Figure collection entries
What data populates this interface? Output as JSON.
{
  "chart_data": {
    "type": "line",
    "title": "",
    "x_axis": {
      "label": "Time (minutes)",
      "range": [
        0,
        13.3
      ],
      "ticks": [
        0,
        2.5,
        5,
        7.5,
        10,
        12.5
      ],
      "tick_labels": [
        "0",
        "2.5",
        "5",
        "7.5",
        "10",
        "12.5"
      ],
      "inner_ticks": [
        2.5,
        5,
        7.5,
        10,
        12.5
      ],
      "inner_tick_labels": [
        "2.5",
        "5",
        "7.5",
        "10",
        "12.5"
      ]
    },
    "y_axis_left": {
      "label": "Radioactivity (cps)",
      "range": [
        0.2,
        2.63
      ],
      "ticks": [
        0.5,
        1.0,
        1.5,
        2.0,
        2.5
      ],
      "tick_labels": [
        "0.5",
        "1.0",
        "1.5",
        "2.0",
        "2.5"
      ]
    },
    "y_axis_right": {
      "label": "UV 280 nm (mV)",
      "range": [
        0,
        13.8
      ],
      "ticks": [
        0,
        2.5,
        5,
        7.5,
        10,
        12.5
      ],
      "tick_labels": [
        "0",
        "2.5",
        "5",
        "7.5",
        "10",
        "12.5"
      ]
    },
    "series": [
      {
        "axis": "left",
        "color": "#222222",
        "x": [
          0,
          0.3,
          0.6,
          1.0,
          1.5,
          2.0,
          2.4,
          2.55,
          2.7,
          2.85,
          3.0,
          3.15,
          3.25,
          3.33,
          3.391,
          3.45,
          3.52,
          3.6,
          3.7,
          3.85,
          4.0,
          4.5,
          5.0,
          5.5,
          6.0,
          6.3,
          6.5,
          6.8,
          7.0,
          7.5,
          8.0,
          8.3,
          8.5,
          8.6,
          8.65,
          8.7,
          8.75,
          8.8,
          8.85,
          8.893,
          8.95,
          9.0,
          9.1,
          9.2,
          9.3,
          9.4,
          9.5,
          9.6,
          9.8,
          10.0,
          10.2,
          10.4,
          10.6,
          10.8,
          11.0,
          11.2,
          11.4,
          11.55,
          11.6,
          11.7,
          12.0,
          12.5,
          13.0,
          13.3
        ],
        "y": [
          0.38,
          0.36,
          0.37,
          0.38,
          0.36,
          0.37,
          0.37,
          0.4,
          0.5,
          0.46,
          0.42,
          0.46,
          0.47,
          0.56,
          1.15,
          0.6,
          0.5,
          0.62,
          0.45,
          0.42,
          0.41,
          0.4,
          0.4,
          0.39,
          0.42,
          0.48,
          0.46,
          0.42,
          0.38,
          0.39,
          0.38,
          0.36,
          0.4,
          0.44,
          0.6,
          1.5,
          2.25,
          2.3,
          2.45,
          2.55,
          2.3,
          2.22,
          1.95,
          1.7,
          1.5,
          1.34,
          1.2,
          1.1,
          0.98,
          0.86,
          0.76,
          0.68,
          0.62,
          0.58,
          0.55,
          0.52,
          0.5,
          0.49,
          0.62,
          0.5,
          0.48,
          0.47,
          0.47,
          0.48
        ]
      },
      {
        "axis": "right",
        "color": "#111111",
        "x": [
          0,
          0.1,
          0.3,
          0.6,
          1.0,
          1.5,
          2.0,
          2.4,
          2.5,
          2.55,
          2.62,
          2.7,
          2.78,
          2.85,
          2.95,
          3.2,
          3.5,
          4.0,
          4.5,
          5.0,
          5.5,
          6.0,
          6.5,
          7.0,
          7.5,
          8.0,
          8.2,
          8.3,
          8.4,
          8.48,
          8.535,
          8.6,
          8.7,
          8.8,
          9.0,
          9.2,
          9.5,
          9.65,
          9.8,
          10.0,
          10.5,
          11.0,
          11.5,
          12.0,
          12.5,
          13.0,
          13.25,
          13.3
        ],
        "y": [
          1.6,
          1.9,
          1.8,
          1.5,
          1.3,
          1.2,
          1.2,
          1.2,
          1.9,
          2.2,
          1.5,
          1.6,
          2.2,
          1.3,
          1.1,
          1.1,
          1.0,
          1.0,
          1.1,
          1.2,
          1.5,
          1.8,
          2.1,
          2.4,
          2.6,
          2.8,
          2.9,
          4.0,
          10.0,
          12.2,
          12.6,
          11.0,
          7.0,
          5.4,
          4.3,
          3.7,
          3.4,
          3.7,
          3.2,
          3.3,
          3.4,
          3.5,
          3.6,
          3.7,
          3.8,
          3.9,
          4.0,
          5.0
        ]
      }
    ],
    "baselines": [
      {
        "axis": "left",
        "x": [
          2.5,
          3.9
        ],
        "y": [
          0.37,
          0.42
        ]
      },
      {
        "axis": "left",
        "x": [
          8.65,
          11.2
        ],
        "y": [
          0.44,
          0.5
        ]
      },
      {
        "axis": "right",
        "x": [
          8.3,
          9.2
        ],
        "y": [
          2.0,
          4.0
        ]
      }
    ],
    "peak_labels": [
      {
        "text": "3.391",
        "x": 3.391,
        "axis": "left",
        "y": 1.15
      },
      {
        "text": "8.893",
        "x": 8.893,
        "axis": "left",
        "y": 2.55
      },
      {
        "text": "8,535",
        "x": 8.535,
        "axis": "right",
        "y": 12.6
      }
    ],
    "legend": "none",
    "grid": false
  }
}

**What the task asks**.
All the data must be duplicated exactly, with nothing added or removed.

**Full solution**.
What data populates this interface? Output as JSON.
{
  "chart_data": {
    "type": "line",
    "title": "",
    "x_axis": {
      "label": "Time (minutes)",
      "range": [
        0,
        13.3
      ],
      "ticks": [
        0,
        2.5,
        5,
        7.5,
        10,
        12.5
      ],
      "tick_labels": [
        "0",
        "2.5",
        "5",
        "7.5",
        "10",
        "12.5"
      ],
      "inner_ticks": [
        2.5,
        5,
        7.5,
        10,
        12.5
      ],
      "inner_tick_labels": [
        "2.5",
        "5",
        "7.5",
        "10",
        "12.5"
      ]
    },
    "y_axis_left": {
      "label": "Radioactivity (cps)",
      "range": [
        0.2,
        2.63
      ],
      "ticks": [
        0.5,
        1.0,
        1.5,
        2.0,
        2.5
      ],
      "tick_labels": [
        "0.5",
        "1.0",
        "1.5",
        "2.0",
        "2.5"
      ]
    },
    "y_axis_right": {
      "label": "UV 280 nm (mV)",
      "range": [
        0,
        13.8
      ],
      "ticks": [
        0,
        2.5,
        5,
        7.5,
        10,
        12.5
      ],
      "tick_labels": [
        "0",
        "2.5",
        "5",
        "7.5",
        "10",
        "12.5"
      ]
    },
    "series": [
      {
        "axis": "left",
        "color": "#222222",
        "x": [
          0,
          0.3,
          0.6,
          1.0,
          1.5,
          2.0,
          2.4,
          2.55,
          2.7,
          2.85,
          3.0,
          3.15,
          3.25,
          3.33,
          3.391,
          3.45,
          3.52,
          3.6,
          3.7,
          3.85,
          4.0,
          4.5,
          5.0,
          5.5,
          6.0,
          6.3,
          6.5,
          6.8,
          7.0,
          7.5,
          8.0,
          8.3,
          8.5,
          8.6,
          8.65,
          8.7,
          8.75,
          8.8,
          8.85,
          8.893,
          8.95,
          9.0,
          9.1,
          9.2,
          9.3,
          9.4,
          9.5,
          9.6,
          9.8,
          10.0,
          10.2,
          10.4,
          10.6,
          10.8,
          11.0,
          11.2,
          11.4,
          11.55,
          11.6,
          11.7,
          12.0,
          12.5,
          13.0,
          13.3
        ],
        "y": [
          0.38,
          0.36,
          0.37,
          0.38,
          0.36,
          0.37,
          0.37,
          0.4,
          0.5,
          0.46,
          0.42,
          0.46,
          0.47,
          0.56,
          1.15,
          0.6,
          0.5,
          0.62,
          0.45,
          0.42,
          0.41,
          0.4,
          0.4,
          0.39,
          0.42,
          0.48,
          0.46,
          0.42,
          0.38,
          0.39,
          0.38,
          0.36,
          0.4,
          0.44,
          0.6,
          1.5,
          2.25,
          2.3,
          2.45,
          2.55,
          2.3,
          2.22,
          1.95,
          1.7,
          1.5,
          1.34,
          1.2,
          1.1,
          0.98,
          0.86,
          0.76,
          0.68,
          0.62,
          0.58,
          0.55,
          0.52,
          0.5,
          0.49,
          0.62,
          0.5,
          0.48,
          0.47,
          0.47,
          0.48
        ]
      },
      {
        "axis": "right",
        "color": "#111111",
        "x": [
          0,
          0.1,
          0.3,
          0.6,
          1.0,
          1.5,
          2.0,
          2.4,
          2.5,
          2.55,
          2.62,
          2.7,
          2.78,
          2.85,
          2.95,
          3.2,
          3.5,
          4.0,
          4.5,
          5.0,
          5.5,
          6.0,
          6.5,
          7.0,
          7.5,
          8.0,
          8.2,
          8.3,
          8.4,
          8.48,
          8.535,
          8.6,
          8.7,
          8.8,
          9.0,
          9.2,
          9.5,
          9.65,
          9.8,
          10.0,
          10.5,
          11.0,
          11.5,
          12.0,
          12.5,
          13.0,
          13.25,
          13.3
        ],
        "y": [
          1.6,
          1.9,
          1.8,
          1.5,
          1.3,
          1.2,
          1.2,
          1.2,
          1.9,
          2.2,
          1.5,
          1.6,
          2.2,
          1.3,
          1.1,
          1.1,
          1.0,
          1.0,
          1.1,
          1.2,
          1.5,
          1.8,
          2.1,
          2.4,
          2.6,
          2.8,
          2.9,
          4.0,
          10.0,
          12.2,
          12.6,
          11.0,
          7.0,
          5.4,
          4.3,
          3.7,
          3.4,
          3.7,
          3.2,
          3.3,
          3.4,
          3.5,
          3.6,
          3.7,
          3.8,
          3.9,
          4.0,
          5.0
        ]
      }
    ],
    "baselines": [
      {
        "axis": "left",
        "x": [
          2.5,
          3.9
        ],
        "y": [
          0.37,
          0.42
        ]
      },
      {
        "axis": "left",
        "x": [
          8.65,
          11.2
        ],
        "y": [
          0.44,
          0.5
        ]
      },
      {
        "axis": "right",
        "x": [
          8.3,
          9.2
        ],
        "y": [
          2.0,
          4.0
        ]
      }
    ],
    "peak_labels": [
      {
        "text": "3.391",
        "x": 3.391,
        "axis": "left",
        "y": 1.15
      },
      {
        "text": "8.893",
        "x": 8.893,
        "axis": "left",
        "y": 2.55
      },
      {
        "text": "8,535",
        "x": 8.535,
        "axis": "right",
        "y": 12.6
      }
    ],
    "legend": "none",
    "grid": false
  }
}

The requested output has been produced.